## START
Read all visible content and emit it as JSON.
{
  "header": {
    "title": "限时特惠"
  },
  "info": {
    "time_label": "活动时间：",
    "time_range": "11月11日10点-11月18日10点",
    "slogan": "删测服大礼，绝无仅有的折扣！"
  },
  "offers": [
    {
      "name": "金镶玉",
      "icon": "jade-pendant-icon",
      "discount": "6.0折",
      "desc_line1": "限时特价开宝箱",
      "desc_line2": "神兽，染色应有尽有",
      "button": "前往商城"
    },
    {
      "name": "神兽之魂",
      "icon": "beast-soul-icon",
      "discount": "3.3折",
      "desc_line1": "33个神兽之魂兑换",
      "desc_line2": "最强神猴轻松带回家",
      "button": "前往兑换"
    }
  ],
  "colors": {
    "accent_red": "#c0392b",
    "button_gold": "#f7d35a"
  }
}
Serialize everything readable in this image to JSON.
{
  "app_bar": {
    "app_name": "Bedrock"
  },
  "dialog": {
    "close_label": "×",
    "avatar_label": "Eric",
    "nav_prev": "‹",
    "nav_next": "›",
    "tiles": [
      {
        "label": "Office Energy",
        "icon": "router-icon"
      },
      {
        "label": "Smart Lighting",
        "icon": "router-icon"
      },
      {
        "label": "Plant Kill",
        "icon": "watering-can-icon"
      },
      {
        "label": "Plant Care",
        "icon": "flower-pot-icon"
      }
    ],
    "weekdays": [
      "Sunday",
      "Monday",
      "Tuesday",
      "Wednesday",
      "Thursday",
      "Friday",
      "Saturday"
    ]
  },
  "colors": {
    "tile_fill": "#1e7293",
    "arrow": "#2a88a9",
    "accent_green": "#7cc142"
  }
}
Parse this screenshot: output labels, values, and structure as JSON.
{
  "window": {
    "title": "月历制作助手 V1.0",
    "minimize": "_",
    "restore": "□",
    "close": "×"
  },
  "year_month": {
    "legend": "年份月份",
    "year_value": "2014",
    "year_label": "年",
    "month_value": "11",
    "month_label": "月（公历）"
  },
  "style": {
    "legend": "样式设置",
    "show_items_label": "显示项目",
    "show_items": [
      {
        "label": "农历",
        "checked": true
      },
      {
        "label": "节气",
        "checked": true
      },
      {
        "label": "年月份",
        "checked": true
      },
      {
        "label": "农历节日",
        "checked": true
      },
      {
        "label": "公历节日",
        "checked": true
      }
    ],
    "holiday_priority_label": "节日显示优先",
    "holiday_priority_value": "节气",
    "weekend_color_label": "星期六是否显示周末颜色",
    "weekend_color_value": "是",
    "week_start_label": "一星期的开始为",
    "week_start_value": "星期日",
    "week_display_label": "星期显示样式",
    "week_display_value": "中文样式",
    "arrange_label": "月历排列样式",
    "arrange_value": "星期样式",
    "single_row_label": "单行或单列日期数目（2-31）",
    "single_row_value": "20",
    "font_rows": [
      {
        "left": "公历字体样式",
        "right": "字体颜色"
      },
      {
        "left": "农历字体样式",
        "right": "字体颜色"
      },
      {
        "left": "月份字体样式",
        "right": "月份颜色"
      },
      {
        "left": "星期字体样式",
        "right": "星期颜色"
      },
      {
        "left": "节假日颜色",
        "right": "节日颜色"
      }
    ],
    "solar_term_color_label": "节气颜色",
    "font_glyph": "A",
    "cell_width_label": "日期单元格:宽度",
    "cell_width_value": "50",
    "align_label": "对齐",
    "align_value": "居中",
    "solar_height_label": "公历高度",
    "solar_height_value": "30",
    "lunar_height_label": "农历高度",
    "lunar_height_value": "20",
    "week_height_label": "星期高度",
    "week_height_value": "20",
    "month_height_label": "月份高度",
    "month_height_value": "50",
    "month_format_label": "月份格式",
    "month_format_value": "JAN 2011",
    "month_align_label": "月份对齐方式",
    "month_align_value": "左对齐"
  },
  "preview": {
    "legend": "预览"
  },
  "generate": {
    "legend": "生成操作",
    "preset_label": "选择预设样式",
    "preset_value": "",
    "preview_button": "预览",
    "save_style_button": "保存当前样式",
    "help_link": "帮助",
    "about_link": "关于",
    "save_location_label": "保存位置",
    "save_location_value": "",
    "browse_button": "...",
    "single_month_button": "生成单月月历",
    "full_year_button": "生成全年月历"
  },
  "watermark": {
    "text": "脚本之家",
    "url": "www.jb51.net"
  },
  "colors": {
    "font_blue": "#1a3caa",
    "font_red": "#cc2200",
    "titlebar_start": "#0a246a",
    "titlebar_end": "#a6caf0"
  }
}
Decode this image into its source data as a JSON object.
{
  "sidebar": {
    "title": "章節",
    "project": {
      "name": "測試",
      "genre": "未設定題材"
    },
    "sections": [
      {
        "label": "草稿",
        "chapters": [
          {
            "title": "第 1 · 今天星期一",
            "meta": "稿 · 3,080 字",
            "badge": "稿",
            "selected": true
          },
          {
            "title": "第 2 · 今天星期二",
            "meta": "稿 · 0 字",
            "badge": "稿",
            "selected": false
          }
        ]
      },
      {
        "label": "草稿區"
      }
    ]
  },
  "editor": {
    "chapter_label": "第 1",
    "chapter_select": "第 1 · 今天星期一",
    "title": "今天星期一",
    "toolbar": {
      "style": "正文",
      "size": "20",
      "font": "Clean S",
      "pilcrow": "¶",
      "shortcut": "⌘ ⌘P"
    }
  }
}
## END
Reproduce, word for word, only the lines from the one that contains "Decode this image" through the final line.

Decode this image into its source data as a JSON object.
{
  "sidebar": {
    "title": "章節",
    "project": {
      "name": "測試",
      "genre": "未設定題材"
    },
    "sections": [
      {
        "label": "草稿",
        "chapters": [
          {
            "title": "第 1 · 今天星期一",
            "meta": "稿 · 3,080 字",
            "badge": "稿",
            "selected": true
          },
          {
            "title": "第 2 · 今天星期二",
            "meta": "稿 · 0 字",
            "badge": "稿",
            "selected": false
          }
        ]
      },
      {
        "label": "草稿區"
      }
    ]
  },
  "editor": {
    "chapter_label": "第 1",
    "chapter_select": "第 1 · 今天星期一",
    "title": "今天星期一",
    "toolbar": {
      "style": "正文",
      "size": "20",
      "font": "Clean S",
      "pilcrow": "¶",
      "shortcut": "⌘ ⌘P"
    }
  }
}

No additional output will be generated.